Task requirements:
For the listing below, give the count of lines containing the string "maturities" and nothing else.

Records to process:
»»
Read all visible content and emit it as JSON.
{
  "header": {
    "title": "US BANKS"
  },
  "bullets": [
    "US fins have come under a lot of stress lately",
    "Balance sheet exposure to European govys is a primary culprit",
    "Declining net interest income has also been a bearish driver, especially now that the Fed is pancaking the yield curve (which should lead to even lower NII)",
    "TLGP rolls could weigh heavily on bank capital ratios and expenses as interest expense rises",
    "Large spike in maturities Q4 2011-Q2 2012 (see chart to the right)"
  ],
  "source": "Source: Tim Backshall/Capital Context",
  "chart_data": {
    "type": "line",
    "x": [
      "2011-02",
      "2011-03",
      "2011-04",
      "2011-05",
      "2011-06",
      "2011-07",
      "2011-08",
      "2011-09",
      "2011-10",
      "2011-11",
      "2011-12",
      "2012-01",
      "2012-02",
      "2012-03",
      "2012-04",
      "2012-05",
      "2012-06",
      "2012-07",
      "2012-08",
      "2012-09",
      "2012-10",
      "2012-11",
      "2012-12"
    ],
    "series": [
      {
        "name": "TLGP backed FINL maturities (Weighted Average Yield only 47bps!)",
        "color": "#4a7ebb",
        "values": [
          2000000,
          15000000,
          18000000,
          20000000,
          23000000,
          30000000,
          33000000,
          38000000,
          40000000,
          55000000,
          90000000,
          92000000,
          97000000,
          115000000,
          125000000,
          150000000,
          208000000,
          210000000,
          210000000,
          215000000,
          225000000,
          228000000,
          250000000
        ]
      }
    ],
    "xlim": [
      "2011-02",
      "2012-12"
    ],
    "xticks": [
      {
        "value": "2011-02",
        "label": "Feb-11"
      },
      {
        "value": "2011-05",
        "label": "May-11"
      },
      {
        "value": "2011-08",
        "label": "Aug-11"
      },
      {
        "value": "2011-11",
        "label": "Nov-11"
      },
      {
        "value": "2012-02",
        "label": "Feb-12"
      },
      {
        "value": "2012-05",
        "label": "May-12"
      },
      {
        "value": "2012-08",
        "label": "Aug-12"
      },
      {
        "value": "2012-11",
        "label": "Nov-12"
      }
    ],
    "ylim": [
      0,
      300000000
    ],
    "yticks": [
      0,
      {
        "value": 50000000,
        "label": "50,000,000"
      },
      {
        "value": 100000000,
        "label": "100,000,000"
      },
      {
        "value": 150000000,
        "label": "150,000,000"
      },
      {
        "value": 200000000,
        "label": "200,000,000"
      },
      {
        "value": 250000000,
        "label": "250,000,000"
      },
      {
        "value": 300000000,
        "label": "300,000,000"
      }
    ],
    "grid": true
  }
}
««
Full response:
2